### Your goal
Return each line of the records holding the string "Marta".

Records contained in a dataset
#####
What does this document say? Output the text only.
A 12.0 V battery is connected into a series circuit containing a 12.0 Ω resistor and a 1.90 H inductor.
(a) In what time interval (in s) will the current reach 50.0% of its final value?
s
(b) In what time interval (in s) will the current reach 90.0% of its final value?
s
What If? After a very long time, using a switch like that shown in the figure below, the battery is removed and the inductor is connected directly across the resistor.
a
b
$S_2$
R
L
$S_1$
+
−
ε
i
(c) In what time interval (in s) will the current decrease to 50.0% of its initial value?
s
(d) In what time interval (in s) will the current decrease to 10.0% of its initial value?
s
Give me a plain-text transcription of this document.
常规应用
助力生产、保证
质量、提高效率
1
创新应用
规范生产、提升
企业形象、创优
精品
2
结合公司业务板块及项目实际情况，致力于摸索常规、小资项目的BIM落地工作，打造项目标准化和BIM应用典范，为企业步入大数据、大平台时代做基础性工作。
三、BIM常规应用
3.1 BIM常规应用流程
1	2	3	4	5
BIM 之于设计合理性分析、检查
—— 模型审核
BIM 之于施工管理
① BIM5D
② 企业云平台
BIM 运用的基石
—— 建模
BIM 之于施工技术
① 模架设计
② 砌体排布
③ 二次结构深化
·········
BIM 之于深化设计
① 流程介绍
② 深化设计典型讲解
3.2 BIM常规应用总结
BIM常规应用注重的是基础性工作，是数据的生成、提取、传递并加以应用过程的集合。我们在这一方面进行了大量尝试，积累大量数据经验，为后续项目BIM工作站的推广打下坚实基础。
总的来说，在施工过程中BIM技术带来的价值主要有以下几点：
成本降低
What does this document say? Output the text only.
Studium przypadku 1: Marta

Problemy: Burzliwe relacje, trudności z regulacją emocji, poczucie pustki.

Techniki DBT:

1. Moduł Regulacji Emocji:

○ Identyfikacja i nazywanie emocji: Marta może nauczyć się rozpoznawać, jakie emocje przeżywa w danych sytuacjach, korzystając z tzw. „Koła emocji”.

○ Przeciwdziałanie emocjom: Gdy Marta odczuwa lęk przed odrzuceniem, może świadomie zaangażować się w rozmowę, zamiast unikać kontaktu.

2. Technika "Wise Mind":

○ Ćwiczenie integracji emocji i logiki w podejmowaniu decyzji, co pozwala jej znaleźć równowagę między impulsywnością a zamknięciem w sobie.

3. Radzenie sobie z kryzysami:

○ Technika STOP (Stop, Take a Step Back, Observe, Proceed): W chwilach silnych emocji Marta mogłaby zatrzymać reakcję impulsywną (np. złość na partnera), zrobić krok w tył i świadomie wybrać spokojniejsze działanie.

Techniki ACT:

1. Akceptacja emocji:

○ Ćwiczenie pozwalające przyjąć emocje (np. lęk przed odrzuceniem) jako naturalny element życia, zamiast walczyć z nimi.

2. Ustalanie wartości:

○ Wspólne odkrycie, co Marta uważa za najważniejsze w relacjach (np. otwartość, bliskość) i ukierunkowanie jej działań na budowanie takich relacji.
#####
### Full response
Studium przypadku 1: Marta
○ Identyfikacja i nazywanie emocji: Marta może nauczyć się rozpoznawać, jakie emocje przeżywa w danych sytuacjach, korzystając z tzw. „Koła emocji”.
○ Przeciwdziałanie emocjom: Gdy Marta odczuwa lęk przed odrzuceniem, może świadomie zaangażować się w rozmowę, zamiast unikać kontaktu.
○ Technika STOP (Stop, Take a Step Back, Observe, Proceed): W chwilach silnych emocji Marta mogłaby zatrzymać reakcję impulsywną (np. złość na partnera), zrobić krok w tył i świadomie wybrać spokojniejsze działanie.
○ Wspólne odkrycie, co Marta uważa za najważniejsze w relacjach (np. otwartość, bliskość) i ukierunkowanie jej działań na budowanie takich relacji.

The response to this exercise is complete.